-- Start --
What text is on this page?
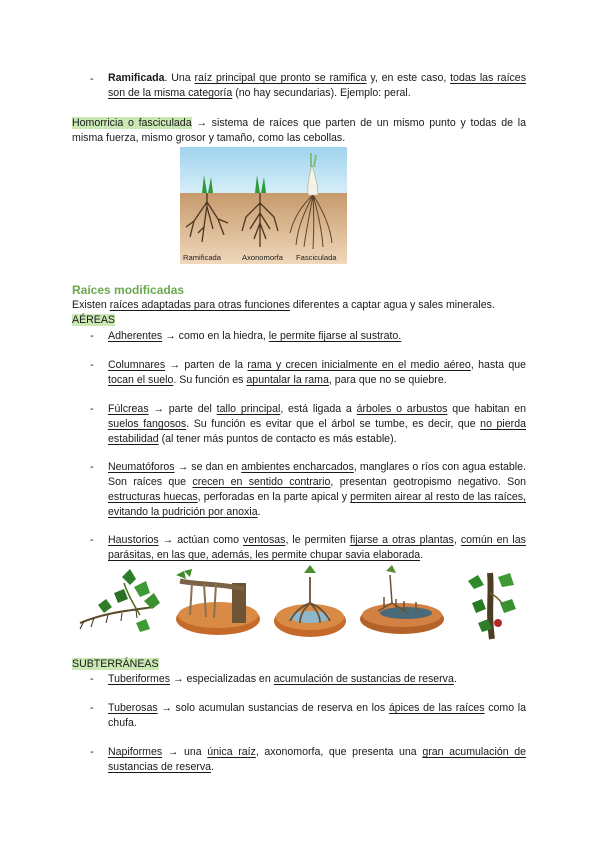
- Ramificada. Una raíz principal que pronto se ramifica y, en este caso, todas las raíces son de la misma categoría (no hay secundarias). Ejemplo: peral.
Homorricia o fasciculada → sistema de raíces que parten de un mismo punto y todas de la misma fuerza, mismo grosor y tamaño, como las cebollas.
Ramificada	Axonomorfa Fasciculada
Raíces modificadas
Existen raíces adaptadas para otras funciones diferentes a captar agua y sales minerales.
AÉREAS
- Adherentes → como en la hiedra, le permite fijarse al sustrato.
- Columnares → parten de la rama y crecen inicialmente en el medio aéreo, hasta que tocan el suelo. Su función es apuntalar la rama, para que no se quiebre.
- Fúlcreas → parte del tallo principal, está ligada a árboles o arbustos que habitan en suelos fangosos. Su función es evitar que el árbol se tumbe, es decir, que no pierda estabilidad (al tener más puntos de contacto es más estable).
- Neumatóforos → se dan en ambientes encharcados, manglares o ríos con agua estable. Son raíces que crecen en sentido contrario, presentan geotropismo negativo. Son estructuras huecas, perforadas en la parte apical y permiten airear al resto de las raíces, evitando la pudrición por anoxia.
- Haustorios → actúan como ventosas, le permiten fijarse a otras plantas, común en las parásitas, en las que, además, les permite chupar savia elaborada.
SUBTERRÁNEAS
- Tuberiformes → especializadas en acumulación de sustancias de reserva.
- Tuberosas → solo acumulan sustancias de reserva en los ápices de las raíces como la chufa.
- Napiformes → una única raíz, axonomorfa, que presenta una gran acumulación de sustancias de reserva.
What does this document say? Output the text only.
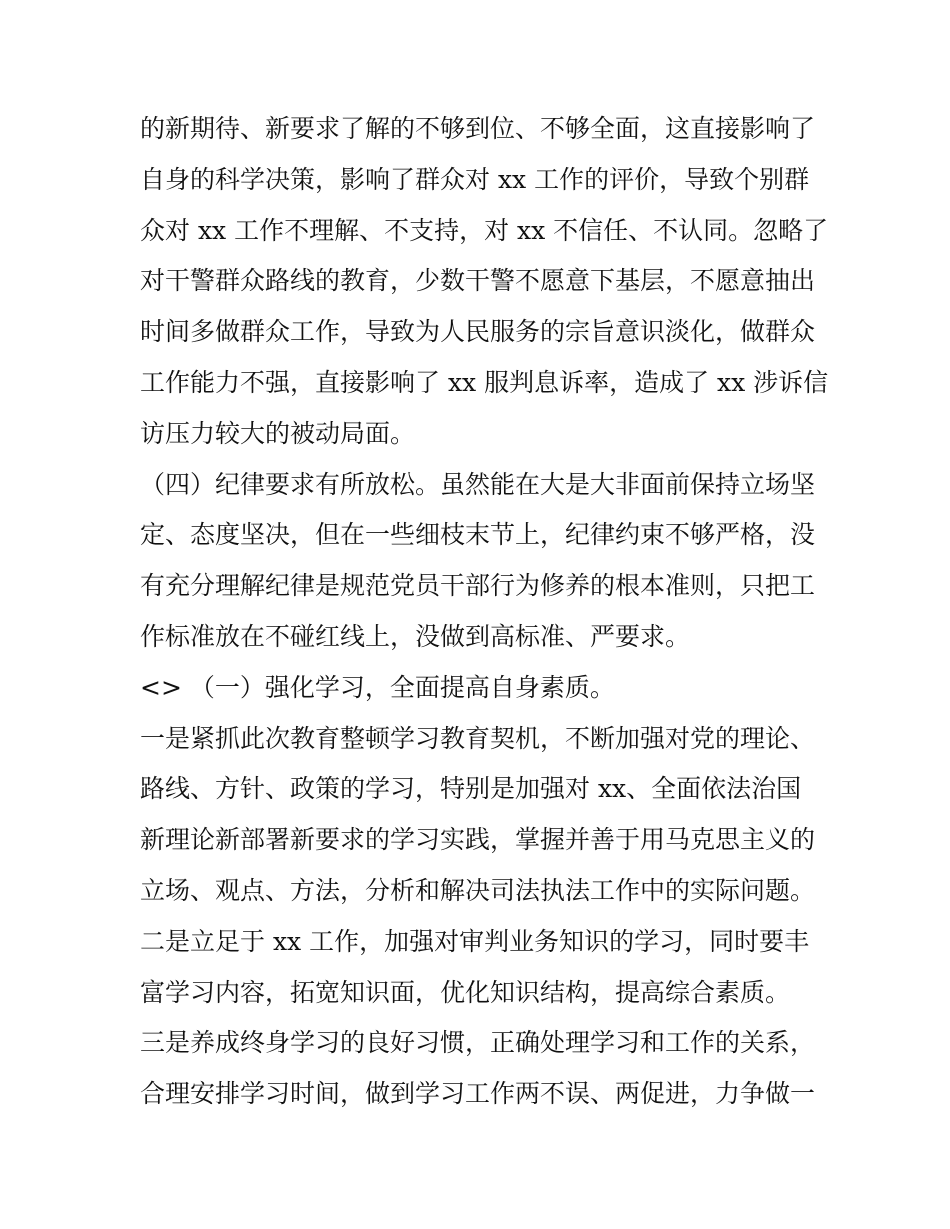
的新期待、新要求了解的不够到位、不够全面，这直接影响了
自身的科学决策，影响了群众对 xx 工作的评价，导致个别群
众对 xx 工作不理解、不支持，对 xx 不信任、不认同。忽略了
对干警群众路线的教育，少数干警不愿意下基层，不愿意抽出
时间多做群众工作，导致为人民服务的宗旨意识淡化，做群众
工作能力不强，直接影响了 xx 服判息诉率，造成了 xx 涉诉信
访压力较大的被动局面。
（四）纪律要求有所放松。虽然能在大是大非面前保持立场坚
定、态度坚决，但在一些细枝末节上，纪律约束不够严格，没
有充分理解纪律是规范党员干部行为修养的根本准则，只把工
作标准放在不碰红线上，没做到高标准、严要求。
<> （一）强化学习，全面提高自身素质。
一是紧抓此次教育整顿学习教育契机，不断加强对党的理论、
路线、方针、政策的学习，特别是加强对 xx、全面依法治国
新理论新部署新要求的学习实践，掌握并善于用马克思主义的
立场、观点、方法，分析和解决司法执法工作中的实际问题。
二是立足于 xx 工作，加强对审判业务知识的学习，同时要丰
富学习内容，拓宽知识面，优化知识结构，提高综合素质。
三是养成终身学习的良好习惯，正确处理学习和工作的关系，
合理安排学习时间，做到学习工作两不误、两促进，力争做一
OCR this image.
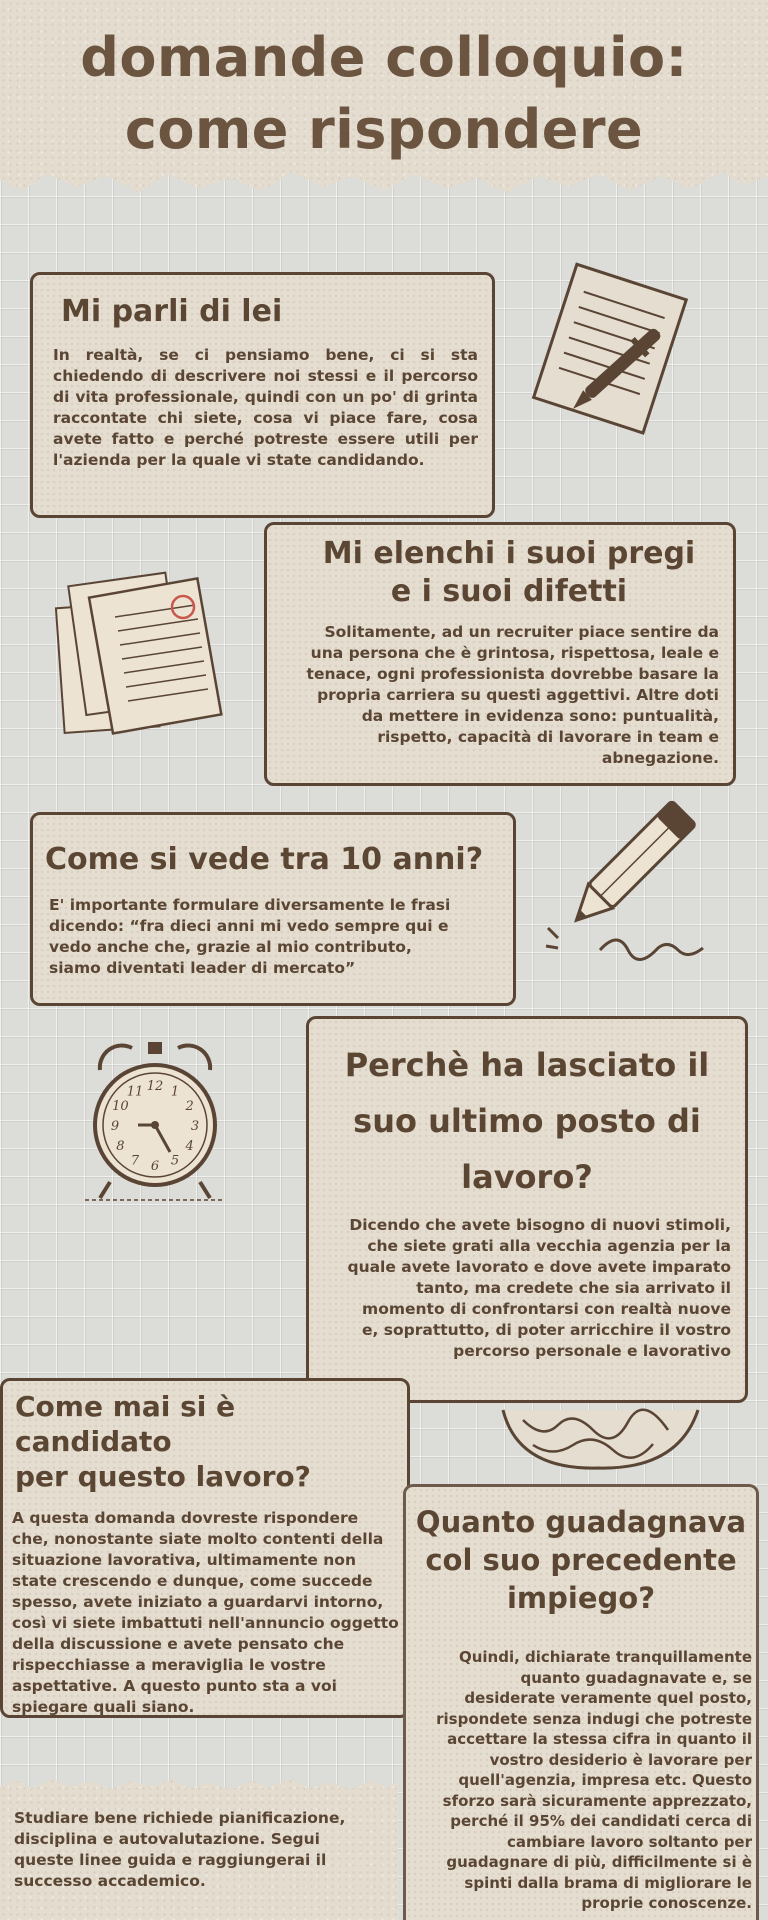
domande colloquio:
come rispondere
Mi parli di lei

In realtà, se ci pensiamo bene, ci si sta chiedendo di descrivere noi stessi e il percorso di vita professionale, quindi con un po' di grinta raccontate chi siete, cosa vi piace fare, cosa avete fatto e perché potreste essere utili per l'azienda per la quale vi state candidando.

Mi elenchi i suoi pregi
e i suoi difetti

Solitamente, ad un recruiter piace sentire da una persona che è grintosa, rispettosa, leale e tenace, ogni professionista dovrebbe basare la propria carriera su questi aggettivi. Altre doti da mettere in evidenza sono: puntualità, rispetto, capacità di lavorare in team e abnegazione.

Come si vede tra 10 anni?

E' importante formulare diversamente le frasi dicendo: “fra dieci anni mi vedo sempre qui e vedo anche che, grazie al mio contributo, siamo diventati leader di mercato”

12 1
2
3
4
5
6
7
8
9
10
11
Perchè ha lasciato il
suo ultimo posto di
lavoro?

Dicendo che avete bisogno di nuovi stimoli, che siete grati alla vecchia agenzia per la quale avete lavorato e dove avete imparato tanto, ma credete che sia arrivato il momento di confrontarsi con realtà nuove e, soprattutto, di poter arricchire il vostro percorso personale e lavorativo

Come mai si è candidato
per questo lavoro?

A questa domanda dovreste rispondere che, nonostante siate molto contenti della situazione lavorativa, ultimamente non state crescendo e dunque, come succede spesso, avete iniziato a guardarvi intorno, così vi siete imbattuti nell'annuncio oggetto della discussione e avete pensato che rispecchiasse a meraviglia le vostre aspettative. A questo punto sta a voi spiegare quali siano.

Quanto guadagnava
col suo precedente
impiego?

Quindi, dichiarate tranquillamente quanto guadagnavate e, se desiderate veramente quel posto, rispondete senza indugi che potreste accettare la stessa cifra in quanto il vostro desiderio è lavorare per quell'agenzia, impresa etc. Questo sforzo sarà sicuramente apprezzato, perché il 95% dei candidati cerca di cambiare lavoro soltanto per guadagnare di più, difficilmente si è spinti dalla brama di migliorare le proprie conoscenze.

Studiare bene richiede pianificazione, disciplina e autovalutazione. Segui queste linee guida e raggiungerai il successo accademico.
-- End --
- What the exercise asks -
Using the material above, retype each entry exactly and omit the pictures.

- Written answer -
What text is on this page?
- Ramificada. Una raíz principal que pronto se ramifica y, en este caso, todas las raíces son de la misma categoría (no hay secundarias). Ejemplo: peral.
Homorricia o fasciculada → sistema de raíces que parten de un mismo punto y todas de la misma fuerza, mismo grosor y tamaño, como las cebollas.
Ramificada	Axonomorfa Fasciculada
Raíces modificadas
Existen raíces adaptadas para otras funciones diferentes a captar agua y sales minerales.
AÉREAS
- Adherentes → como en la hiedra, le permite fijarse al sustrato.
- Columnares → parten de la rama y crecen inicialmente en el medio aéreo, hasta que tocan el suelo. Su función es apuntalar la rama, para que no se quiebre.
- Fúlcreas → parte del tallo principal, está ligada a árboles o arbustos que habitan en suelos fangosos. Su función es evitar que el árbol se tumbe, es decir, que no pierda estabilidad (al tener más puntos de contacto es más estable).
- Neumatóforos → se dan en ambientes encharcados, manglares o ríos con agua estable. Son raíces que crecen en sentido contrario, presentan geotropismo negativo. Son estructuras huecas, perforadas en la parte apical y permiten airear al resto de las raíces, evitando la pudrición por anoxia.
- Haustorios → actúan como ventosas, le permiten fijarse a otras plantas, común en las parásitas, en las que, además, les permite chupar savia elaborada.
SUBTERRÁNEAS
- Tuberiformes → especializadas en acumulación de sustancias de reserva.
- Tuberosas → solo acumulan sustancias de reserva en los ápices de las raíces como la chufa.
- Napiformes → una única raíz, axonomorfa, que presenta una gran acumulación de sustancias de reserva.
What does this document say? Output the text only.
的新期待、新要求了解的不够到位、不够全面，这直接影响了
自身的科学决策，影响了群众对 xx 工作的评价，导致个别群
众对 xx 工作不理解、不支持，对 xx 不信任、不认同。忽略了
对干警群众路线的教育，少数干警不愿意下基层，不愿意抽出
时间多做群众工作，导致为人民服务的宗旨意识淡化，做群众
工作能力不强，直接影响了 xx 服判息诉率，造成了 xx 涉诉信
访压力较大的被动局面。
（四）纪律要求有所放松。虽然能在大是大非面前保持立场坚
定、态度坚决，但在一些细枝末节上，纪律约束不够严格，没
有充分理解纪律是规范党员干部行为修养的根本准则，只把工
作标准放在不碰红线上，没做到高标准、严要求。
<> （一）强化学习，全面提高自身素质。
一是紧抓此次教育整顿学习教育契机，不断加强对党的理论、
路线、方针、政策的学习，特别是加强对 xx、全面依法治国
新理论新部署新要求的学习实践，掌握并善于用马克思主义的
立场、观点、方法，分析和解决司法执法工作中的实际问题。
二是立足于 xx 工作，加强对审判业务知识的学习，同时要丰
富学习内容，拓宽知识面，优化知识结构，提高综合素质。
三是养成终身学习的良好习惯，正确处理学习和工作的关系，
合理安排学习时间，做到学习工作两不误、两促进，力争做一
OCR this image.
domande colloquio:
come rispondere
Mi parli di lei

In realtà, se ci pensiamo bene, ci si sta chiedendo di descrivere noi stessi e il percorso di vita professionale, quindi con un po' di grinta raccontate chi siete, cosa vi piace fare, cosa avete fatto e perché potreste essere utili per l'azienda per la quale vi state candidando.

Mi elenchi i suoi pregi
e i suoi difetti

Solitamente, ad un recruiter piace sentire da una persona che è grintosa, rispettosa, leale e tenace, ogni professionista dovrebbe basare la propria carriera su questi aggettivi. Altre doti da mettere in evidenza sono: puntualità, rispetto, capacità di lavorare in team e abnegazione.

Come si vede tra 10 anni?

E' importante formulare diversamente le frasi dicendo: “fra dieci anni mi vedo sempre qui e vedo anche che, grazie al mio contributo, siamo diventati leader di mercato”

12 1
2
3
4
5
6
7
8
9
10
11
Perchè ha lasciato il
suo ultimo posto di
lavoro?

Dicendo che avete bisogno di nuovi stimoli, che siete grati alla vecchia agenzia per la quale avete lavorato e dove avete imparato tanto, ma credete che sia arrivato il momento di confrontarsi con realtà nuove e, soprattutto, di poter arricchire il vostro percorso personale e lavorativo

Come mai si è candidato
per questo lavoro?

A questa domanda dovreste rispondere che, nonostante siate molto contenti della situazione lavorativa, ultimamente non state crescendo e dunque, come succede spesso, avete iniziato a guardarvi intorno, così vi siete imbattuti nell'annuncio oggetto della discussione e avete pensato che rispecchiasse a meraviglia le vostre aspettative. A questo punto sta a voi spiegare quali siano.

Quanto guadagnava
col suo precedente
impiego?

Quindi, dichiarate tranquillamente quanto guadagnavate e, se desiderate veramente quel posto, rispondete senza indugi che potreste accettare la stessa cifra in quanto il vostro desiderio è lavorare per quell'agenzia, impresa etc. Questo sforzo sarà sicuramente apprezzato, perché il 95% dei candidati cerca di cambiare lavoro soltanto per guadagnare di più, difficilmente si è spinti dalla brama di migliorare le proprie conoscenze.

Studiare bene richiede pianificazione, disciplina e autovalutazione. Segui queste linee guida e raggiungerai il successo accademico.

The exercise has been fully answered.